_Challenge:_ Search the records below for the word "JSON" and show every line where it occurs.

• • • • • • •

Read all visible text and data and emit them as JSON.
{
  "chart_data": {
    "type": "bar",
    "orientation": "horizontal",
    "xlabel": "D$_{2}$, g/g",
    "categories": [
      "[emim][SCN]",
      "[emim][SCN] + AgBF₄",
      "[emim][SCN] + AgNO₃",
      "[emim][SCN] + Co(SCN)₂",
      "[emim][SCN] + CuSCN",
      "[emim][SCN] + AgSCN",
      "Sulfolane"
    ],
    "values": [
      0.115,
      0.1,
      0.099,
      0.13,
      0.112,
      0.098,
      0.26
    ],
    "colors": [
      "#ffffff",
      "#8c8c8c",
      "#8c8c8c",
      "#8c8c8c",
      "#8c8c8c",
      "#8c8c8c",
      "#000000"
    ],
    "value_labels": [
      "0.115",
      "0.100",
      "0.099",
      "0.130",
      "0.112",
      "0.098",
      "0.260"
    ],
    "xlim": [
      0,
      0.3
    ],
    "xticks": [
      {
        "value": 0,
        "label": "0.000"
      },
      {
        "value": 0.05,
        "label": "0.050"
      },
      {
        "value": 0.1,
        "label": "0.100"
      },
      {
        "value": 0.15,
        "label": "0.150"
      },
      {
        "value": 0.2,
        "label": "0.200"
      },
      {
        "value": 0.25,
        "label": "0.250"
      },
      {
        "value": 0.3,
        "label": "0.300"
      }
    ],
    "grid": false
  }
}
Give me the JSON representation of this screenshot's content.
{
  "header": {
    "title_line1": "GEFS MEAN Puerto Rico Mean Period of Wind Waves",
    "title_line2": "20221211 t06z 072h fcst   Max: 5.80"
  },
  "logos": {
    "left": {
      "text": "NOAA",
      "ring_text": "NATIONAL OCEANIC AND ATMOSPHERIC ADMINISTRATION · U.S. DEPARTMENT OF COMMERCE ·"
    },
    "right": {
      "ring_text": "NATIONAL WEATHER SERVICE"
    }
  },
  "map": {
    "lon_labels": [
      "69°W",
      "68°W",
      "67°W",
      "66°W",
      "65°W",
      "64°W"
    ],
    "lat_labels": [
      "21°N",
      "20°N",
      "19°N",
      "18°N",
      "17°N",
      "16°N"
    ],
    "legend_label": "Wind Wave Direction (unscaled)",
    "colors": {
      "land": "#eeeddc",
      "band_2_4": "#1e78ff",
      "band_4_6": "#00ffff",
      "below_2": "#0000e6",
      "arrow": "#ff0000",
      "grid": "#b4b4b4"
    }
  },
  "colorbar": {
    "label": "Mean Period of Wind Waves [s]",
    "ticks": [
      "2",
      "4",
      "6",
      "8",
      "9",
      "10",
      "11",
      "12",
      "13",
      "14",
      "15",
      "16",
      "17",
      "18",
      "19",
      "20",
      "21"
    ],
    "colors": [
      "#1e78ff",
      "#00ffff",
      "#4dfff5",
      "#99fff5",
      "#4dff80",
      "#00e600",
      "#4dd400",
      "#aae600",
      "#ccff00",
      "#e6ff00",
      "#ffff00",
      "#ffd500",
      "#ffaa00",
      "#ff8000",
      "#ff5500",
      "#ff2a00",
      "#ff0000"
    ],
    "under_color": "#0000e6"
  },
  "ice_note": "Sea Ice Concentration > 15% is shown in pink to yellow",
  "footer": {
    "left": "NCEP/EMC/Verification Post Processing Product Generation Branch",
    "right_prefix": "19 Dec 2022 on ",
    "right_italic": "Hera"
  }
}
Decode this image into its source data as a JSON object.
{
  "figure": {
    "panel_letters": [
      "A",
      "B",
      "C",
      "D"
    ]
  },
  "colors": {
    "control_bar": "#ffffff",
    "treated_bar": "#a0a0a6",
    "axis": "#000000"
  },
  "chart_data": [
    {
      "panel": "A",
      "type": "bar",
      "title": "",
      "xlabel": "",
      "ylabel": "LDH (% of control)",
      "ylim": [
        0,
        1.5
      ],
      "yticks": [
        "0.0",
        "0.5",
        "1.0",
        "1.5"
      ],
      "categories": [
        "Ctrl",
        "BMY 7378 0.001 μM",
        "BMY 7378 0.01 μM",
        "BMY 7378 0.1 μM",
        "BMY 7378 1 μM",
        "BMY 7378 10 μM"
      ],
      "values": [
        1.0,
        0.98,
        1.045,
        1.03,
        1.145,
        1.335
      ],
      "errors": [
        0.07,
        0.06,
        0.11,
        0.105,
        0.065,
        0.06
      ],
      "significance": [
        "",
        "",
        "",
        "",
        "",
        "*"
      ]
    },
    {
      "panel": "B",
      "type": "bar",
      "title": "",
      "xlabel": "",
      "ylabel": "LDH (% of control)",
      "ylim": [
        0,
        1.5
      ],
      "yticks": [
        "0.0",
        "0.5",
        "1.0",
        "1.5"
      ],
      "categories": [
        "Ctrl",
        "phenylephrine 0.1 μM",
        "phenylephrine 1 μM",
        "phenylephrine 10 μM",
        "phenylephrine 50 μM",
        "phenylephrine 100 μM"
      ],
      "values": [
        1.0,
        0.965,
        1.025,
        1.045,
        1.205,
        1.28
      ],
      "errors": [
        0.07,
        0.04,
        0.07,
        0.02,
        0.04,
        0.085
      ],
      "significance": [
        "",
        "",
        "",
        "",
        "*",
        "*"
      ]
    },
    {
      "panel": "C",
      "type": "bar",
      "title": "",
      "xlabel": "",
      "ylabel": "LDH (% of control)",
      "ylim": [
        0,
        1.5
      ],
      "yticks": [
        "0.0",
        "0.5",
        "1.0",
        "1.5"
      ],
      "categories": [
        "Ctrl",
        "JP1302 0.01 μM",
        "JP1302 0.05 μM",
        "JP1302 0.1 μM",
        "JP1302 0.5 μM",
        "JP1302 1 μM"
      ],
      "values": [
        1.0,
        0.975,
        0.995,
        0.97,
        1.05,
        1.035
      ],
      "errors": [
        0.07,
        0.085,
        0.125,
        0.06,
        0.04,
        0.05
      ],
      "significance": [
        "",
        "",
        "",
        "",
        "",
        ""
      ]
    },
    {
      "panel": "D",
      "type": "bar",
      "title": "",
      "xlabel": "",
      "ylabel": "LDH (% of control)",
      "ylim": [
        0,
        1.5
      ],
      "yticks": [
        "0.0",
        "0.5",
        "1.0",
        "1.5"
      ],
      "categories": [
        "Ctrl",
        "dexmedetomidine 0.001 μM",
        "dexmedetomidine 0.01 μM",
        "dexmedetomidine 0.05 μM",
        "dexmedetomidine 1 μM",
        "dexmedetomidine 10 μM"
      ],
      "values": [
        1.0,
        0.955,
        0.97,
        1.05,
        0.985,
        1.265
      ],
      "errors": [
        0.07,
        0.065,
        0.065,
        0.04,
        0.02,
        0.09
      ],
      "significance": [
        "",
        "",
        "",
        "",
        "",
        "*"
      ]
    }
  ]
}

• • • • • • •

_Expected answer:_
Read all visible text and data and emit them as JSON.
Give me the JSON representation of this screenshot's content.
Decode this image into its source data as a JSON object.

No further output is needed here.